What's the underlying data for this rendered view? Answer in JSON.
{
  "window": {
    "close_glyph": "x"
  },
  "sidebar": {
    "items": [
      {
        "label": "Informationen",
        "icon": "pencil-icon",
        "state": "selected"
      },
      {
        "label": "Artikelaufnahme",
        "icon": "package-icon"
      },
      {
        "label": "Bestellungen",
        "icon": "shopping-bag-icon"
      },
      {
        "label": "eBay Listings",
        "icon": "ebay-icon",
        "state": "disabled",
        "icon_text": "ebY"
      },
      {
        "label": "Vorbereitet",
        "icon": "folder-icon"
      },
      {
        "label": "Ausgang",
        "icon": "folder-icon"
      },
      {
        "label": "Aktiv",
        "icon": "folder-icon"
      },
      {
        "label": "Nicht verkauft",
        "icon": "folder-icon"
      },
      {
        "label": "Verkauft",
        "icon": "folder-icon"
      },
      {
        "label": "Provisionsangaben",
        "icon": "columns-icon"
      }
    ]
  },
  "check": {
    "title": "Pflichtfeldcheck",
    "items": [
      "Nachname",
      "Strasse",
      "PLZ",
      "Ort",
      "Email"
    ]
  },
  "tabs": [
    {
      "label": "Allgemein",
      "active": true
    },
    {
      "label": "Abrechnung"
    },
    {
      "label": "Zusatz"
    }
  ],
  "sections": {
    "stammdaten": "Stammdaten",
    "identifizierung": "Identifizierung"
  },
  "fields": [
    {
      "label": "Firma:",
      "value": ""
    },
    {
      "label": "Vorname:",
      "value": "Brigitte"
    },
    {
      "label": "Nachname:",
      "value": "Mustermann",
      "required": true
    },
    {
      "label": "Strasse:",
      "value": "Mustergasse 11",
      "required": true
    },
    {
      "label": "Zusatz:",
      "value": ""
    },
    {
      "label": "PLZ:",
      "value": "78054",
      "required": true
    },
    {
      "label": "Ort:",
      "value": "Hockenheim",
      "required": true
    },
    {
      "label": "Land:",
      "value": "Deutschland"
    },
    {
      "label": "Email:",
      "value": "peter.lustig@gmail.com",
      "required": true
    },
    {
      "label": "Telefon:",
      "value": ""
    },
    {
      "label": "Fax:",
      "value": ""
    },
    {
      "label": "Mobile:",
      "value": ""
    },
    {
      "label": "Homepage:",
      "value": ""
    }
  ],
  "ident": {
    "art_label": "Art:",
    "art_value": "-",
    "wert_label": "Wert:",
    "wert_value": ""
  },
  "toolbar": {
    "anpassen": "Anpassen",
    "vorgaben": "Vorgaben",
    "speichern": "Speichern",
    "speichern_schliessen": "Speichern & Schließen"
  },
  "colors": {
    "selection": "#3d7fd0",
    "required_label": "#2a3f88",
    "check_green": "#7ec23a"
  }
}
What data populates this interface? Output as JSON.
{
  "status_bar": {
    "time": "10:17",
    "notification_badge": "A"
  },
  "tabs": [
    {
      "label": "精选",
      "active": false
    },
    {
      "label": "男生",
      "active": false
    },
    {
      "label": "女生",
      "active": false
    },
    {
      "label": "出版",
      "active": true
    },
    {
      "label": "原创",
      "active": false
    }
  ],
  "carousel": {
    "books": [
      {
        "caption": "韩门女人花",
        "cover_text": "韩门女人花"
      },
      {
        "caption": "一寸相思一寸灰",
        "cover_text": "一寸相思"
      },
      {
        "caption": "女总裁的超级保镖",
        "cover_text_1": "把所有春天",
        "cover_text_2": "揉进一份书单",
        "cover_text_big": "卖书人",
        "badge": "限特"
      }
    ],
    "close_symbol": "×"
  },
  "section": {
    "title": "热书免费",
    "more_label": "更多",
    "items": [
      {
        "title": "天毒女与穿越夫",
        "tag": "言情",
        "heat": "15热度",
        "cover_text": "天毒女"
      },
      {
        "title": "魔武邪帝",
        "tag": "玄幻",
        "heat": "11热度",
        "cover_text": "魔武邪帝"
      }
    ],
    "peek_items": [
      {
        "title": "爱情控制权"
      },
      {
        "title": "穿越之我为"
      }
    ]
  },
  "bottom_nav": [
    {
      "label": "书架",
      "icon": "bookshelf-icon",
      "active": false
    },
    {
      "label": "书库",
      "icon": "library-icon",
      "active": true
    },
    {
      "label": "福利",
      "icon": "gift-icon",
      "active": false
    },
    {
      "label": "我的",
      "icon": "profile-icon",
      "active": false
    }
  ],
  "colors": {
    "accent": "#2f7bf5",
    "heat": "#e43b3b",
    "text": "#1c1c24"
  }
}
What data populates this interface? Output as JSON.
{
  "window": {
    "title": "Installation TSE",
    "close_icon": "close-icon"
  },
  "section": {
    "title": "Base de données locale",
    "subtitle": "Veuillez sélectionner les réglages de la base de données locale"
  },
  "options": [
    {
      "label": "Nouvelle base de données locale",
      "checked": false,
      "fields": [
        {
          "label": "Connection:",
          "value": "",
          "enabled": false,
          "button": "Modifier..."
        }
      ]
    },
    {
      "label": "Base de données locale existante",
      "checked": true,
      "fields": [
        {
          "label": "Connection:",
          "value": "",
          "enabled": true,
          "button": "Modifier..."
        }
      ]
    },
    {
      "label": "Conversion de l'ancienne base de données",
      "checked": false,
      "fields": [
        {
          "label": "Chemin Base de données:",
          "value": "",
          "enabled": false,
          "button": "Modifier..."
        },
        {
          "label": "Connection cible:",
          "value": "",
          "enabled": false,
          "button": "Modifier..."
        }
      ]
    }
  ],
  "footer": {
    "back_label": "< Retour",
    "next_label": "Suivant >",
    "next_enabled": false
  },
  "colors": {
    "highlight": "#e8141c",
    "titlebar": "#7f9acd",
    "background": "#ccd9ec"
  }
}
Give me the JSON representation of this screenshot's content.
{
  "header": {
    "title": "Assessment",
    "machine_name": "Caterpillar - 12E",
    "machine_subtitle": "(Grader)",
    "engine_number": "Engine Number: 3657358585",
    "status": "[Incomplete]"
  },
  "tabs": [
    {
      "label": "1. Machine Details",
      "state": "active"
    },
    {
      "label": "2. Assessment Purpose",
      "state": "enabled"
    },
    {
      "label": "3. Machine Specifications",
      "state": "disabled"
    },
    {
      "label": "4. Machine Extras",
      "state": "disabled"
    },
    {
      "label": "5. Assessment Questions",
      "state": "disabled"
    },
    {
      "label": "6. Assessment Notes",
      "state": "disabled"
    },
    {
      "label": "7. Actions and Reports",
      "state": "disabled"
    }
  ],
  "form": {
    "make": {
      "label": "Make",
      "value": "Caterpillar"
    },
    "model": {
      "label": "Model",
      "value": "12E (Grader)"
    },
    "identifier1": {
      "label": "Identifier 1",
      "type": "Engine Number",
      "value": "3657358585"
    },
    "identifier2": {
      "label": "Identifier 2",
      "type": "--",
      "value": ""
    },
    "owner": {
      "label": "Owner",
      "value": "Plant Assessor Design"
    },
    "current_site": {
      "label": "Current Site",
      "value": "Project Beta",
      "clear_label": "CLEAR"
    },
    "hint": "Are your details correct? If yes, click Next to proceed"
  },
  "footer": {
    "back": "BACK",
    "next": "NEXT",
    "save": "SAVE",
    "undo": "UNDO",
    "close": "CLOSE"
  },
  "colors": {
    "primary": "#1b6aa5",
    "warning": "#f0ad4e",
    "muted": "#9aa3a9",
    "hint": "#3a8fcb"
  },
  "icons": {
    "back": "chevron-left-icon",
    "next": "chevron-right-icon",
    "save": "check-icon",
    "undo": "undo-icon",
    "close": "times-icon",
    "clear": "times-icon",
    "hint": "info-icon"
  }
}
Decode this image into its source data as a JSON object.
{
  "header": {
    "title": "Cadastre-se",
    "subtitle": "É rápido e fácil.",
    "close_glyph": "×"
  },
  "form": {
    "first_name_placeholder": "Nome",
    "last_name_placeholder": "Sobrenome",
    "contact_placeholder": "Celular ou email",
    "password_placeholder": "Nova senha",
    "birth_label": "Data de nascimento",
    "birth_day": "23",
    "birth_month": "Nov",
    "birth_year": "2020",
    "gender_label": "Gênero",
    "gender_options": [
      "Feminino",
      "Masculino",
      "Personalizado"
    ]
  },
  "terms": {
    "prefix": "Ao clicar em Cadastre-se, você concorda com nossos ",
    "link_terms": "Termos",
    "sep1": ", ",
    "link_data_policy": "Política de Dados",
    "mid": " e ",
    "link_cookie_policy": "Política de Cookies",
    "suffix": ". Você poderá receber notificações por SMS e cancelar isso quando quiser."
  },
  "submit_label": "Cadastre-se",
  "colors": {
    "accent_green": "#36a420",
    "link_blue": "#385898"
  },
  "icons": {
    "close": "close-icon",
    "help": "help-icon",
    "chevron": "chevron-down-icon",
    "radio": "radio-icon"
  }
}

+ + +

Check each line of the records for the word "locale", and show the lines that contain it.

- **THE RESULT**:
    "title": "Base de données locale",
    "subtitle": "Veuillez sélectionner les réglages de la base de données locale"
      "label": "Nouvelle base de données locale",
      "label": "Base de données locale existante",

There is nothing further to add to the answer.